### TRECHO DA PÁGINA:
··········

Após os procedimentos, ele ficou com apenas seis centímetros do duodeno, que faz parte do intestino delgado, e iniciou a vida hospitalar, recebendo alimentação pela veia. Ao longo da vida, fez mais de dez cirurgias, três delas no joelho, quando tinha 8 anos. "Sem contar as trocas de cateter, que eram procedimentos cirúrgicos com anestesia geral, e biópsias, que já perdi as contas”.
A funcionária pública descobriu que ele tinha nascido apenas com um vaso sanguíneo no órgão e ele era retorcido. A condição fez com que o intestino não recebesse irrigação. Elisangela diz que ele ficou entre dois e quatro meses em um hospital em Botucatu. Depois, foi para o Instituto da Criança do Hospital das Clínicas da Faculdade de Medicina da Universidade de São Paulo (HCFMUSP).
"Em São Paulo, cuidaram muito bem dele, mas não tinha doador. Não tinha tratamento. Se eu continuasse aqui, meu filho iria embora sem ter qualidade de vida. Muitos amiguinhos dele foram embora, Deus chamou. Eu demorei para tomar uma atitude para fazer o tratamento, porque ficava em função dele. Até que uma amiga me falou dos Estados Unidos”.
Sem condições de pagar o tratamento no hospital Jackson Memorial, em Miami, que é uma referência em transplantes multiviscerais em adultos e crianças, a mãe resolveu entrar na Justiça.
Durante mais de um ano, o jovem fez sessões de fisioterapia para fortalecer a musculatura das pernas. Depois de três meses na fila, apareceu o doador. Foi feito o transplante dos intestinos grosso e delgado em um procedimento que durou cinco horas.

··········

### LISTA DE DADOS:
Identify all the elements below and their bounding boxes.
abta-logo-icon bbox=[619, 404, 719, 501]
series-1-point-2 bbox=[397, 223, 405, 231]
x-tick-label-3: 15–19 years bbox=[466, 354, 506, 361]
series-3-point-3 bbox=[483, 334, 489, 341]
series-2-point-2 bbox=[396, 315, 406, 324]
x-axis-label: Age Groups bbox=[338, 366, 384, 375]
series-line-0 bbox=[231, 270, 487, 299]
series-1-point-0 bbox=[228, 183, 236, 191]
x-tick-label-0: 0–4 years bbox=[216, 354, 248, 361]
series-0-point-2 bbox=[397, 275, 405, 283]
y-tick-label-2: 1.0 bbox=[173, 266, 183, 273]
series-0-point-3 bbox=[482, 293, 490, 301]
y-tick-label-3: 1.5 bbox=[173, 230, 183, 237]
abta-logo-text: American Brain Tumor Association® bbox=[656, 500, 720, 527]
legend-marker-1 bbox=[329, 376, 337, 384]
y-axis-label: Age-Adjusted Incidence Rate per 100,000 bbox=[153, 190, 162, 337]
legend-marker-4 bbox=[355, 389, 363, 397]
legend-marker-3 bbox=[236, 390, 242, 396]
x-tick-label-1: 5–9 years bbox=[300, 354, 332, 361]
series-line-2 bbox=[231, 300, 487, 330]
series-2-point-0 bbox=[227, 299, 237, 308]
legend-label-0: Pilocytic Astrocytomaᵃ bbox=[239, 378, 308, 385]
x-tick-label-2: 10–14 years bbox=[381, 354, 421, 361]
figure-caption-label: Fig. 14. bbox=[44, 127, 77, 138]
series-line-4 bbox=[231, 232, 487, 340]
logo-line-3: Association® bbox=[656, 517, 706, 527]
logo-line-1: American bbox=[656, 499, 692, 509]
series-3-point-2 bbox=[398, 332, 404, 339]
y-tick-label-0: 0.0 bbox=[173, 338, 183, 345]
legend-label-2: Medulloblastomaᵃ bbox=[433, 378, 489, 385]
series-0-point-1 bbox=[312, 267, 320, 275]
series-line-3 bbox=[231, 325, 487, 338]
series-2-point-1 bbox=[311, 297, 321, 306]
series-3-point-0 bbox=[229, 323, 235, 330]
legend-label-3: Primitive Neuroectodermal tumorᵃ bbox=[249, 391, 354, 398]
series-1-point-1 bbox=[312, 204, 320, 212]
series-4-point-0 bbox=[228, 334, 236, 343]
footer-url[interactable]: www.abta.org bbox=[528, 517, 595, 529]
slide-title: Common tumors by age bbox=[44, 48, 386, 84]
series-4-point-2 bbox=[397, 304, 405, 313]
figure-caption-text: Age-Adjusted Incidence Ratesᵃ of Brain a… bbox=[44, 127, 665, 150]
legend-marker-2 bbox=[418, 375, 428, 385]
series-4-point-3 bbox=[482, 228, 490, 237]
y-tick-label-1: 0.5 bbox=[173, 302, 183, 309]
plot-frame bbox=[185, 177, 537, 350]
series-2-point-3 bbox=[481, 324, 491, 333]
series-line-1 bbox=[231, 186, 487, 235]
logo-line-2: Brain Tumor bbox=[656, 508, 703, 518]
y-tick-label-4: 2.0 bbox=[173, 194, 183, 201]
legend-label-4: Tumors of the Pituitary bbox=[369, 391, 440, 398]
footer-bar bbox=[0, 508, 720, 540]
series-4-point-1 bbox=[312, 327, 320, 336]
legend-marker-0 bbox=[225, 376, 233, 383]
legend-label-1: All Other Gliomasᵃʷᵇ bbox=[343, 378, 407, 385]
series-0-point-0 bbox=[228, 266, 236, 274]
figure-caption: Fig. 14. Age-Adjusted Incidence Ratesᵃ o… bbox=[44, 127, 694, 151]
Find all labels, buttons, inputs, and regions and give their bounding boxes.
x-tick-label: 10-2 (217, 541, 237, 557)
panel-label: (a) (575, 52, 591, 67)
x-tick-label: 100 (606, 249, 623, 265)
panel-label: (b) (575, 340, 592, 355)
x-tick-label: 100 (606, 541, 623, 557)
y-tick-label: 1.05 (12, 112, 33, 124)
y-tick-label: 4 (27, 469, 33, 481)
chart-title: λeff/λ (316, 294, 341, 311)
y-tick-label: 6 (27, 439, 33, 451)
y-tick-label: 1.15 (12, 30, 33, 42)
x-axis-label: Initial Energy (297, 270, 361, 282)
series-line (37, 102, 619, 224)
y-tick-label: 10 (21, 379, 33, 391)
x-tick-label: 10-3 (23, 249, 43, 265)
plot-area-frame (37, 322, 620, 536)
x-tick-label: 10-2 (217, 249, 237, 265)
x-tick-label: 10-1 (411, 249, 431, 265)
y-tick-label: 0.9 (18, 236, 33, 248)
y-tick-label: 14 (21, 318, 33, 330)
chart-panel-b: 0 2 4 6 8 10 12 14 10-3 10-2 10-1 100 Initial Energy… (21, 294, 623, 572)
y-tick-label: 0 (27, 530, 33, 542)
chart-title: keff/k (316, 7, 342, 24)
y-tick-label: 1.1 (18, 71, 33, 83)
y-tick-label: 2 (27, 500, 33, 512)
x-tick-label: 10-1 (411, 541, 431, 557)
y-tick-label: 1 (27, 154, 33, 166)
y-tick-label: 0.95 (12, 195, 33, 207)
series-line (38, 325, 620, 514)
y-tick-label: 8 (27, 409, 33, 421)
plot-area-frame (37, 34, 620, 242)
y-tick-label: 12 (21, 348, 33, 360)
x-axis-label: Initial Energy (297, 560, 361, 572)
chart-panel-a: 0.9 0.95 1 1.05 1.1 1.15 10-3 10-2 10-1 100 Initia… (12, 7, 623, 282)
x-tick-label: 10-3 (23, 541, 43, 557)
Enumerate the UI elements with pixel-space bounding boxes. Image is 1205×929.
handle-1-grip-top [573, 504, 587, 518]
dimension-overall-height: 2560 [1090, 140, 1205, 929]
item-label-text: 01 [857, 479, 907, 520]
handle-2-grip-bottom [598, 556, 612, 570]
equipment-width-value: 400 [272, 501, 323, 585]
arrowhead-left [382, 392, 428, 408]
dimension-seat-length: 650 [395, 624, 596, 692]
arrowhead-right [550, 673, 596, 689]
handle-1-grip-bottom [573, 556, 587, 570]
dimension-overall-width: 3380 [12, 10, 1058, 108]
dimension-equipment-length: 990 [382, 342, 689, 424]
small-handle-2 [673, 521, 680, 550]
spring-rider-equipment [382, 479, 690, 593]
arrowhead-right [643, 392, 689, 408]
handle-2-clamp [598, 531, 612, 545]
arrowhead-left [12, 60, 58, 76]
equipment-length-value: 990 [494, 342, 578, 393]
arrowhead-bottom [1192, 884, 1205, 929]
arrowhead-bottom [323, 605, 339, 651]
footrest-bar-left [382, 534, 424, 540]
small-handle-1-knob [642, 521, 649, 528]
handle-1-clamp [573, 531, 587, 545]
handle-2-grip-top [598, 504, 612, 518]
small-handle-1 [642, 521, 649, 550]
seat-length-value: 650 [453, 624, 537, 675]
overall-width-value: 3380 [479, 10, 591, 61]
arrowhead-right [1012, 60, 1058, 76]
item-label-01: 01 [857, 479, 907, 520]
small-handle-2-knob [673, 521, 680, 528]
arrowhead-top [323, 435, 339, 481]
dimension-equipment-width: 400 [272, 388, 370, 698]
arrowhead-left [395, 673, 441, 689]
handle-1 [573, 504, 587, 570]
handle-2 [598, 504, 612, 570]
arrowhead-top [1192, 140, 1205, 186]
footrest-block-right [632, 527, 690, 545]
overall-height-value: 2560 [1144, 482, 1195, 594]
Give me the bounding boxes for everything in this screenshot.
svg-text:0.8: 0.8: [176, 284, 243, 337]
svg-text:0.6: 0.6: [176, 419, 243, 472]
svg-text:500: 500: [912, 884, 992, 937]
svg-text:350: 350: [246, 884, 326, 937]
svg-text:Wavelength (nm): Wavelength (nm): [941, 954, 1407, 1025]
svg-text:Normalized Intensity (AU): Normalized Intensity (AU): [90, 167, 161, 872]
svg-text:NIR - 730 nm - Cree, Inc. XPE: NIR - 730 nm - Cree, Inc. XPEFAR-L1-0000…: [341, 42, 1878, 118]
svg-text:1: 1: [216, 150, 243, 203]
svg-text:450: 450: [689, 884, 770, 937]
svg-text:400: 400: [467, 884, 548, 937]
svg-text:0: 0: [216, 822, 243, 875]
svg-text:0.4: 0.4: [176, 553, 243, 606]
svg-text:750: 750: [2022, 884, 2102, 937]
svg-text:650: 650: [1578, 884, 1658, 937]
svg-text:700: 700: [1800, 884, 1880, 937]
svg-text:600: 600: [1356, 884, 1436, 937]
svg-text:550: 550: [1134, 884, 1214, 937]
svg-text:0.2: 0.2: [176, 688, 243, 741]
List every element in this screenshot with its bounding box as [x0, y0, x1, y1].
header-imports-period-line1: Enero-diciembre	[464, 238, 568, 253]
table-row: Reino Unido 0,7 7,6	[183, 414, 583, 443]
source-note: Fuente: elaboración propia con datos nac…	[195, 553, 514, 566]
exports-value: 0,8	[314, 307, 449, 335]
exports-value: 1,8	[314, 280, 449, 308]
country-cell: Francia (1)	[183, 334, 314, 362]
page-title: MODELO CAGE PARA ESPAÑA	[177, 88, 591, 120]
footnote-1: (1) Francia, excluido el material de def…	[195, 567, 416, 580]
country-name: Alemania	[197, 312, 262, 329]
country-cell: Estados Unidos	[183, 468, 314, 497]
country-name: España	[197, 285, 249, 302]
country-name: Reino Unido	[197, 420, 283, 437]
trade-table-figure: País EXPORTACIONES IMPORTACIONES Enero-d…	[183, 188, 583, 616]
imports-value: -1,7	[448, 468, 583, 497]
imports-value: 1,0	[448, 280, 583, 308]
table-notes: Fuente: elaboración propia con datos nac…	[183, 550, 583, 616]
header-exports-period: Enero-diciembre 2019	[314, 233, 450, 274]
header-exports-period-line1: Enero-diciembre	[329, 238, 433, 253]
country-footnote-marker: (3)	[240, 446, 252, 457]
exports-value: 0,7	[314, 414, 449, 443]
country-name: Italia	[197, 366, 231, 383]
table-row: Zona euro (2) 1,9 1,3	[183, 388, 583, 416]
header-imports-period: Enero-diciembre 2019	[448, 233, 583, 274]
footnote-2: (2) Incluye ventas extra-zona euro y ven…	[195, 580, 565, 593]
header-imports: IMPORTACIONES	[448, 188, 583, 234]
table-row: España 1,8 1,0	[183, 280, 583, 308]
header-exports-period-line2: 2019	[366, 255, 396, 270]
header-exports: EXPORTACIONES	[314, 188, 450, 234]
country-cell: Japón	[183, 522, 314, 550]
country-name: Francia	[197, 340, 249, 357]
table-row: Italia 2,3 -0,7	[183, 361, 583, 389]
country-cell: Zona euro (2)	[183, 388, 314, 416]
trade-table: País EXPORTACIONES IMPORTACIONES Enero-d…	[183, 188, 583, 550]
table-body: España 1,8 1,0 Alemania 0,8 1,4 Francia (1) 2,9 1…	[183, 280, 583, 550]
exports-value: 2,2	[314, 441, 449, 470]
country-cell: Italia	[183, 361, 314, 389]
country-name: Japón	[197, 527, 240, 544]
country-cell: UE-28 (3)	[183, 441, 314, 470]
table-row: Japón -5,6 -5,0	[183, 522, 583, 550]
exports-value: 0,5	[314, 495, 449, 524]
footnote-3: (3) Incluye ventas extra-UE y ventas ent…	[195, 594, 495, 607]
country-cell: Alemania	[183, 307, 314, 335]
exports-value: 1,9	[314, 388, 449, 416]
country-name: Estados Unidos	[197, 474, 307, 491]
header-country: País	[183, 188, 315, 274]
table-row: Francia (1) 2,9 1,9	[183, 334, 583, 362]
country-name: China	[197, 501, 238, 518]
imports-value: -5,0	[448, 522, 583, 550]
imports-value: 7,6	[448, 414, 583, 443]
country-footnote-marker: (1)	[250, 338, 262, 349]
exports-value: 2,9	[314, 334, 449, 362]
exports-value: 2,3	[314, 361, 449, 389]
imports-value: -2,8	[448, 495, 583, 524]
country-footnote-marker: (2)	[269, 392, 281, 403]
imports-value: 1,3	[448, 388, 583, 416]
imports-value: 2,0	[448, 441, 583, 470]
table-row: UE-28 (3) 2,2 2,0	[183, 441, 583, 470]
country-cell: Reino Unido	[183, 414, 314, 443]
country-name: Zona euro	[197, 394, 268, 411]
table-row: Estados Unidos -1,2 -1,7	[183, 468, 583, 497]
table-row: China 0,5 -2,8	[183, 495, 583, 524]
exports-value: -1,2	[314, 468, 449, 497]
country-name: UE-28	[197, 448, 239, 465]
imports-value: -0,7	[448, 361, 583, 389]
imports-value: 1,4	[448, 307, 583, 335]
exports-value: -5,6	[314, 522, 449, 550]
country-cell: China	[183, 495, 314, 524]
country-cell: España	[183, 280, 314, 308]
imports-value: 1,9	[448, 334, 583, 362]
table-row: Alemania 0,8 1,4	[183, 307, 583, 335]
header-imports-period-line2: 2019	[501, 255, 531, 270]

··········

### TAREFA:
Escreva a continuação do trecho sobre o transplante de intestino, começando depois da última frase apresentada. As entradas são um material à parte, independente do trecho.

### RESPOSTA:
"Ele está indo superbem, está no quarto. Depois, vamos trabalhar para tirar na nutrição parenteral para que ele possa aprender a comer e gostar da comida. Na maioria das vezes, consegue tirar os pacientes dessa nutrição com reabilitação. Cerca de 10% ficam dependentes, mas correm risco de infecções e de comprometimento do fígado." Segundo ele, casos como o de Vinícius são raros. "A necessidade de um procedimento como esse é de um a dois pacientes por milhão de habitantes."
Vianna diz que, sem o transplante e necessitando desse tipo de nutrição, dificilmente uma criança com essa condição chega à fase adulta. "São poucos casos que vivem dez, 20 anos. No nosso programa, a sobrevida de um ano é acima de 90%. Entre cinco e dez anos, acima de 80%. O meu primeiro paciente, que transplantei em 2003, está na faculdade”.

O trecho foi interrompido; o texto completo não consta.